Given request:
Only the number is wanted: how many lines in the data contain "color"?

Supplied data:

*****

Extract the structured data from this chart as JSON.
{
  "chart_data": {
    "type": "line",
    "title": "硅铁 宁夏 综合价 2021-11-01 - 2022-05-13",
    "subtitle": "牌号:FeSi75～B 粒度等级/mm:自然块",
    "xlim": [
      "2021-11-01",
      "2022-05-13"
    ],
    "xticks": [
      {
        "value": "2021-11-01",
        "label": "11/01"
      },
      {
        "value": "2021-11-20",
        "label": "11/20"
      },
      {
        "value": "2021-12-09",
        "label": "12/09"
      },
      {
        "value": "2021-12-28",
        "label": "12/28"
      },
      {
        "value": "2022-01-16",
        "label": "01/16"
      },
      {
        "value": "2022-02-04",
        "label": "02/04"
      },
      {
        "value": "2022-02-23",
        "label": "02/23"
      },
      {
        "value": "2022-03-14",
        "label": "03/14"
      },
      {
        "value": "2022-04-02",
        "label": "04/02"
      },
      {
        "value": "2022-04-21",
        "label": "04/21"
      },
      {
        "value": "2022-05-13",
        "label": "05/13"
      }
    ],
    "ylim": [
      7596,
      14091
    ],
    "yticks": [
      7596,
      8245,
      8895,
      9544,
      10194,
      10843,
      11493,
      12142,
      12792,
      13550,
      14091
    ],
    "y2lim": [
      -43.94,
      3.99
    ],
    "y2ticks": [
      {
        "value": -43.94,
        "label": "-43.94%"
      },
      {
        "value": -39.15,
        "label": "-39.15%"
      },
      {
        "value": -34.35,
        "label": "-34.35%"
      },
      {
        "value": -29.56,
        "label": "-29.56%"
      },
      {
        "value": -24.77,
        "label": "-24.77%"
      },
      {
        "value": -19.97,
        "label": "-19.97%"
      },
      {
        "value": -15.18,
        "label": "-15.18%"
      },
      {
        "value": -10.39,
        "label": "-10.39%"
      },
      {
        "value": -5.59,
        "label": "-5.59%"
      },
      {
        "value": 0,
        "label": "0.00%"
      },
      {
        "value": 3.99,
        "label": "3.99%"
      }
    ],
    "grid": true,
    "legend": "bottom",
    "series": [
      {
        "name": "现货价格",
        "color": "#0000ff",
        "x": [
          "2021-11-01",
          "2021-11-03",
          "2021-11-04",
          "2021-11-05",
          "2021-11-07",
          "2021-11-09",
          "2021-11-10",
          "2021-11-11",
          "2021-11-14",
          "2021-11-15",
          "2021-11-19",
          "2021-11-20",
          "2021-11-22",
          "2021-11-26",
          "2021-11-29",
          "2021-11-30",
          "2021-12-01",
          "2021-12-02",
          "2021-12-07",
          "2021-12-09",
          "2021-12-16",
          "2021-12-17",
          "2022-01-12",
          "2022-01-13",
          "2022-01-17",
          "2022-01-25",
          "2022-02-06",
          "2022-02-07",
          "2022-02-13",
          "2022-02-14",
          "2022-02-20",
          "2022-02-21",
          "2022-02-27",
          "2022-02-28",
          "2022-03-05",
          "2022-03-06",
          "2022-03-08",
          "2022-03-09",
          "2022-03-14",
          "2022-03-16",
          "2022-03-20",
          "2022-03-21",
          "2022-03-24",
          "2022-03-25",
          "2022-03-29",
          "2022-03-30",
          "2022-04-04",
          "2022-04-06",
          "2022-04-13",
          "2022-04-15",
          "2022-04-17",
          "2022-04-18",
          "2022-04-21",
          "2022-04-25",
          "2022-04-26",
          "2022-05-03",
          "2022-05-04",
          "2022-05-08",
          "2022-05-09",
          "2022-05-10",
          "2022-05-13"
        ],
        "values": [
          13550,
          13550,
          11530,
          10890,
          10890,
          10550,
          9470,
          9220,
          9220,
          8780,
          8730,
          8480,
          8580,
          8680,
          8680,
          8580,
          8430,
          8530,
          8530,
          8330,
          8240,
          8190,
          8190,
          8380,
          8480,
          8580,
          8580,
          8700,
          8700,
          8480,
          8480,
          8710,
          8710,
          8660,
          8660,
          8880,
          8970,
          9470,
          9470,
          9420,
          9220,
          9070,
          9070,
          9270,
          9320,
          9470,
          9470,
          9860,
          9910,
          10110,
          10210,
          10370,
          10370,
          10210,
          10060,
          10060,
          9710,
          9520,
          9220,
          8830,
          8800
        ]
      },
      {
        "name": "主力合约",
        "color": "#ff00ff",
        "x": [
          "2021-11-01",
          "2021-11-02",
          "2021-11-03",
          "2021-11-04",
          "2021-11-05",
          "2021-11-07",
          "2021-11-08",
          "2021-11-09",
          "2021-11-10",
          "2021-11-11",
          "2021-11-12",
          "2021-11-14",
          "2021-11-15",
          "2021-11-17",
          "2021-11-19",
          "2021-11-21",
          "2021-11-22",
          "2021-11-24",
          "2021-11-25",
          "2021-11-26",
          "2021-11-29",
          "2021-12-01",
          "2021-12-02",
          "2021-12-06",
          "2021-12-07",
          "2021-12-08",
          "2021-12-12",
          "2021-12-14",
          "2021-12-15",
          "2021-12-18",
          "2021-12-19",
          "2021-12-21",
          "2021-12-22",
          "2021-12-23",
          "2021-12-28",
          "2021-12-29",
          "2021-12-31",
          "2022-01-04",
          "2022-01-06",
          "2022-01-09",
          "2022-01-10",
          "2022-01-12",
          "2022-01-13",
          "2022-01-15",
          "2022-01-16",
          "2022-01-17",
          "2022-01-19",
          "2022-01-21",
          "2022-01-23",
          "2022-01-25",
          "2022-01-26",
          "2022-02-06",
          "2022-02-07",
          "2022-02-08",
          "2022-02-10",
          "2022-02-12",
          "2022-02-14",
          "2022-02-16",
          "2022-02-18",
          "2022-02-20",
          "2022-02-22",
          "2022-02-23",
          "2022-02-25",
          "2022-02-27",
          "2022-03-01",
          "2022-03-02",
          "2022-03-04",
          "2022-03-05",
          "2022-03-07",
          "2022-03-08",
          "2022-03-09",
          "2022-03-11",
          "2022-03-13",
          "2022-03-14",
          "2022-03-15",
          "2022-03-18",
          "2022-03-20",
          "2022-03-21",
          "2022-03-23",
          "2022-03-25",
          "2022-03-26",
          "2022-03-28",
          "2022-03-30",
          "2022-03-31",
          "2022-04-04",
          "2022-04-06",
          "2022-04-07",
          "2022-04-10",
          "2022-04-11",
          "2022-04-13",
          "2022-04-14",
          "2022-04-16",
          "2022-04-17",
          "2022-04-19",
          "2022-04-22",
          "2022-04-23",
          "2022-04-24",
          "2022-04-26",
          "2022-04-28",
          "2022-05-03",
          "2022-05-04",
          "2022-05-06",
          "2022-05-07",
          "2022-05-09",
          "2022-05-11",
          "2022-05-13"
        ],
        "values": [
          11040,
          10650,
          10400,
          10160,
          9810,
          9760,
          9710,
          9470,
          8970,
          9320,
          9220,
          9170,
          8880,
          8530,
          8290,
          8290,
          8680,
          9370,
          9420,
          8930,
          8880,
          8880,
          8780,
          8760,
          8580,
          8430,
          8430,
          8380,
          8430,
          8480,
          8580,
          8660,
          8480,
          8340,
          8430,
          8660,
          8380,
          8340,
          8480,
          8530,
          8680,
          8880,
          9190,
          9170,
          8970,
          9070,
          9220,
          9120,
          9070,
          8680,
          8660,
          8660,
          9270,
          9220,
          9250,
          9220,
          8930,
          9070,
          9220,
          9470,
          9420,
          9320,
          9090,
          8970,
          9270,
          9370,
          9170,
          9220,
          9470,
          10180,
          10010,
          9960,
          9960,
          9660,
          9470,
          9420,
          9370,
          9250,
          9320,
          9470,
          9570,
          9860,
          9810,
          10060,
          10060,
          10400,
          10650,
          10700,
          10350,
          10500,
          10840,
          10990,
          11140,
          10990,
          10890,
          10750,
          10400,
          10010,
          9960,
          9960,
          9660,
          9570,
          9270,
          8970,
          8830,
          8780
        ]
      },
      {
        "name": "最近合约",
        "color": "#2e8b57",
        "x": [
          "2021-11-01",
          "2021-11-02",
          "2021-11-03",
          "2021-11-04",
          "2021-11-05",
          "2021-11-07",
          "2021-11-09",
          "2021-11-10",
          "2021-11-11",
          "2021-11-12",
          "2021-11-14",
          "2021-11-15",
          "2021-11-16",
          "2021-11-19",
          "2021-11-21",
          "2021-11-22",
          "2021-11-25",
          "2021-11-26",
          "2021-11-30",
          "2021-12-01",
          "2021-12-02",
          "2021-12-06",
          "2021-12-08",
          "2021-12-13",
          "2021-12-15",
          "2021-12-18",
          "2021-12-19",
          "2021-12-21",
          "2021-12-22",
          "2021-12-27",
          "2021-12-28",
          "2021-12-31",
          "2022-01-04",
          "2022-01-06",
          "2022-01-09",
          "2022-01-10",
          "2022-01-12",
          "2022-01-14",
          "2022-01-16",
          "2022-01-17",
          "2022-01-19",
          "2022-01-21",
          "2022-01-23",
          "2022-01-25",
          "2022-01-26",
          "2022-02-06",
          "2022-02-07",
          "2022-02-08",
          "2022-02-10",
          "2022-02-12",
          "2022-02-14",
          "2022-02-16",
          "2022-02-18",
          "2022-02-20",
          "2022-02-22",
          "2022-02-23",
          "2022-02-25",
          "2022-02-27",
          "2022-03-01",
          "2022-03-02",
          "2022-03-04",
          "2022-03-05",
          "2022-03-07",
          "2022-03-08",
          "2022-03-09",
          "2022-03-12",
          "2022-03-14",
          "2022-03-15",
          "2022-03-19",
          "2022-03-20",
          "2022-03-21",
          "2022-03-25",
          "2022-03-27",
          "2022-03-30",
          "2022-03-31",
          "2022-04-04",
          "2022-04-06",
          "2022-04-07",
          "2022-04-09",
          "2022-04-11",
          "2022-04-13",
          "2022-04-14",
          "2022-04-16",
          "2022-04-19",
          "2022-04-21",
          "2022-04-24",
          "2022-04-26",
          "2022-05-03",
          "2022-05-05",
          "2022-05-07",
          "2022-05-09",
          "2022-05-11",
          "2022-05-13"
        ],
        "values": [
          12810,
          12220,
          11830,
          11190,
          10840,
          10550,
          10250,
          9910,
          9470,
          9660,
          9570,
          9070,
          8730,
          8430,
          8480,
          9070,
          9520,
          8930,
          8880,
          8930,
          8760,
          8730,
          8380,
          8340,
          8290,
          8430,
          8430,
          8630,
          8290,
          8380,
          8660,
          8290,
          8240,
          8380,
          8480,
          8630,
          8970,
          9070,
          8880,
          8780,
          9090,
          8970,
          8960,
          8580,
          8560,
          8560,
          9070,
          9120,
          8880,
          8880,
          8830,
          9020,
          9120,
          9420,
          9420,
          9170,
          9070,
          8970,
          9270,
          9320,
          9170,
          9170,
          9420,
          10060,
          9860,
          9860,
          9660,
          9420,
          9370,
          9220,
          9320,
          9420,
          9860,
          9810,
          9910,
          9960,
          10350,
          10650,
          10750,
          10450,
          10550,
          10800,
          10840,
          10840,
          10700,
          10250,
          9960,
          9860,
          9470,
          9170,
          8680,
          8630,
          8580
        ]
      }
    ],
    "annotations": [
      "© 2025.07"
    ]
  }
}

*****

Finished answer:
3